Exercise directions:
In the entries below, find the lines with the word "color" and copy them.

Available data:
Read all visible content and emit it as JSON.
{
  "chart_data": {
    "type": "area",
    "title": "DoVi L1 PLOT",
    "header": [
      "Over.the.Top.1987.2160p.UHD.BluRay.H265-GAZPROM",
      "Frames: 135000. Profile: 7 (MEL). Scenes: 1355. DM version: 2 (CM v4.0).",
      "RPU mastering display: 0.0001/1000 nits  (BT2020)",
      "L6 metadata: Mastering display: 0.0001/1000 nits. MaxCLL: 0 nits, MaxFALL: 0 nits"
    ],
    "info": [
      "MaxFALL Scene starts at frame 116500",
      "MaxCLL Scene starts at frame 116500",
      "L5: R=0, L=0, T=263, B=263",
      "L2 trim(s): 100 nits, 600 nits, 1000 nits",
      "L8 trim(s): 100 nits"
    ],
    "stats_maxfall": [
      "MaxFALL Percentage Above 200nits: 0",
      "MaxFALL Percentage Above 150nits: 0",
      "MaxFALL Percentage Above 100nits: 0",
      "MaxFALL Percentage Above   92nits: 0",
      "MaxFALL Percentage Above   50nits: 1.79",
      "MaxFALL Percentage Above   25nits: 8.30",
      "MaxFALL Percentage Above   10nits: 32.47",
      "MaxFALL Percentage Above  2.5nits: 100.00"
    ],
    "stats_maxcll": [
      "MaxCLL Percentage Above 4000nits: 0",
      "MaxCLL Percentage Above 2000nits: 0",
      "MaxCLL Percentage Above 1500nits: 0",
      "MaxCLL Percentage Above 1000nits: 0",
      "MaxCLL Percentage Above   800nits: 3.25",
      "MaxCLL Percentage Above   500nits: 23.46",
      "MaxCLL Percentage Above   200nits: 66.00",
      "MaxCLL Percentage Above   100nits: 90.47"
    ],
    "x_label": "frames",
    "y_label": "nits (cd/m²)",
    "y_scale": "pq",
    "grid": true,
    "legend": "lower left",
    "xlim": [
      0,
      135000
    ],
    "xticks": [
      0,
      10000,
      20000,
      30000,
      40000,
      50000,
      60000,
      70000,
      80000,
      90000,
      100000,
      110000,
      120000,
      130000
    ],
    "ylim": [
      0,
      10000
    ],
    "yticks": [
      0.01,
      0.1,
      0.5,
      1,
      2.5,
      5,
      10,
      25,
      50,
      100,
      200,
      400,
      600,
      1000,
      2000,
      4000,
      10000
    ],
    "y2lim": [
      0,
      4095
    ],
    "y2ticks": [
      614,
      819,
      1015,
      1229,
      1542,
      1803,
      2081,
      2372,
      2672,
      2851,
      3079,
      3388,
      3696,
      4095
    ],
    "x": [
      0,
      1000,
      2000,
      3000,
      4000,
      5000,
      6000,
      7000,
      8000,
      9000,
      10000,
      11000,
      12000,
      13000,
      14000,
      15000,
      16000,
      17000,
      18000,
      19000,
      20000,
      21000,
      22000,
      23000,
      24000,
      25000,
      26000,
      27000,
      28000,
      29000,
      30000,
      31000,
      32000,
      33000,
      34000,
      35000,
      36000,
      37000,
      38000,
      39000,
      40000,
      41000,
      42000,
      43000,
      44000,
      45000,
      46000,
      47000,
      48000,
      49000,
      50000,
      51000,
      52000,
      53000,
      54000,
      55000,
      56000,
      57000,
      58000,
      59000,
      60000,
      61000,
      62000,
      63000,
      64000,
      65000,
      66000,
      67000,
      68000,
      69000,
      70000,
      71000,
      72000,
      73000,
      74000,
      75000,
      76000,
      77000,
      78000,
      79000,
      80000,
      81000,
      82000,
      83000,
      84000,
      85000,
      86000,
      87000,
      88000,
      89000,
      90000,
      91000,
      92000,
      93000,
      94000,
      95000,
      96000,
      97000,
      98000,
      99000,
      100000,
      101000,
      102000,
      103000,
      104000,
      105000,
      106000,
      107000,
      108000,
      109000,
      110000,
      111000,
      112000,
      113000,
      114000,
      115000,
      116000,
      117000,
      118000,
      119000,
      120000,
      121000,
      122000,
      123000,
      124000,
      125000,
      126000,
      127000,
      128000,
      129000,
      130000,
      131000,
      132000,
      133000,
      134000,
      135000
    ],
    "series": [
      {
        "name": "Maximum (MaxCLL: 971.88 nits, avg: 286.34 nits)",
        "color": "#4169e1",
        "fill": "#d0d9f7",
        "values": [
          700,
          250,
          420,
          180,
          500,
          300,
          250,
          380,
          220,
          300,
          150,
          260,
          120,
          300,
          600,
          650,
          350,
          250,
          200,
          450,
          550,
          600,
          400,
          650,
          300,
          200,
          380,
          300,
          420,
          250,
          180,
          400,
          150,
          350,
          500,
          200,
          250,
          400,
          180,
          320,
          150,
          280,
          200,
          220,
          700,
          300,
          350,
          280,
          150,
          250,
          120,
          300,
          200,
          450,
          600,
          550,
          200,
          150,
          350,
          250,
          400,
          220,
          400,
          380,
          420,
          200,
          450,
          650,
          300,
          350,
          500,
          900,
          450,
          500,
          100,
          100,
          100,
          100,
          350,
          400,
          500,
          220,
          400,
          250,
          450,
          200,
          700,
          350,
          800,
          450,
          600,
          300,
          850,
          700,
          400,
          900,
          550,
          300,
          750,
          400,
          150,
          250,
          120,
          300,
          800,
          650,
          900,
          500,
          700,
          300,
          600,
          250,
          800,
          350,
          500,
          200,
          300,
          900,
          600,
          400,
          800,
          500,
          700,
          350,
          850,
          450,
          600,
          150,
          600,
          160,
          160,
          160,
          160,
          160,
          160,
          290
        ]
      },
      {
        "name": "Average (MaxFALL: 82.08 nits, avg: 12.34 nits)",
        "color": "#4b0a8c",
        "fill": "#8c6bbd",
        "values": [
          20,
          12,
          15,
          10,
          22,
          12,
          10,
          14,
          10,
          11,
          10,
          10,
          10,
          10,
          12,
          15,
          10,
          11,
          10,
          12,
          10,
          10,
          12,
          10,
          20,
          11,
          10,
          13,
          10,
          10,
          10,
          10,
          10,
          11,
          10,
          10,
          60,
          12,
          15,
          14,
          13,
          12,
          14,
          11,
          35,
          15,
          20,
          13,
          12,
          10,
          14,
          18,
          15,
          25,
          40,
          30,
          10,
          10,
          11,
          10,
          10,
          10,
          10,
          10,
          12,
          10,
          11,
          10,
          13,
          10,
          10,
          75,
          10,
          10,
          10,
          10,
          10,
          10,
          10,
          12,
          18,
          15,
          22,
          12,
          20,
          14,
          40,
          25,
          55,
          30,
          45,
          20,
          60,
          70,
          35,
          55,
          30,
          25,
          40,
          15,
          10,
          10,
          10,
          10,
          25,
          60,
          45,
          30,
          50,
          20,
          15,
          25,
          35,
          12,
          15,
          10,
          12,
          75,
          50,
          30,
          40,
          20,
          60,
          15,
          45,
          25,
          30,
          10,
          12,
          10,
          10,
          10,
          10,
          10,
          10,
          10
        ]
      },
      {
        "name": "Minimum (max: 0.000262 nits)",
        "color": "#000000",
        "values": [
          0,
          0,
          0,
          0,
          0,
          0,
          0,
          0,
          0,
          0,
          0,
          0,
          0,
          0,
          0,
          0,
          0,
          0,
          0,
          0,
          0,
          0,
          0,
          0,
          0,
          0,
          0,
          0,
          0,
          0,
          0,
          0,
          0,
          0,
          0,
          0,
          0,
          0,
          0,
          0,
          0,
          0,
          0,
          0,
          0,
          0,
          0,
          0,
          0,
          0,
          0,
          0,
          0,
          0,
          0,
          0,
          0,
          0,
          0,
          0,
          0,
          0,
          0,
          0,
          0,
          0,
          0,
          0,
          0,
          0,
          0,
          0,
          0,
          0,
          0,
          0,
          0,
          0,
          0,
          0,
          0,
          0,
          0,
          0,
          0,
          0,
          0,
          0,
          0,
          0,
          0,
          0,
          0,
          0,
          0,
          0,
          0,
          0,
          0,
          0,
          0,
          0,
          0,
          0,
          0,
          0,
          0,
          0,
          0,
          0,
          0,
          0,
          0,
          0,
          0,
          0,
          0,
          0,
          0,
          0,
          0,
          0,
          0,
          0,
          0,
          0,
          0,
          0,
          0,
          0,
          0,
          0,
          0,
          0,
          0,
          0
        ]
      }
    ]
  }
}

Result for this task:
        "color": "#4169e1",
        "color": "#4b0a8c",
        "color": "#000000",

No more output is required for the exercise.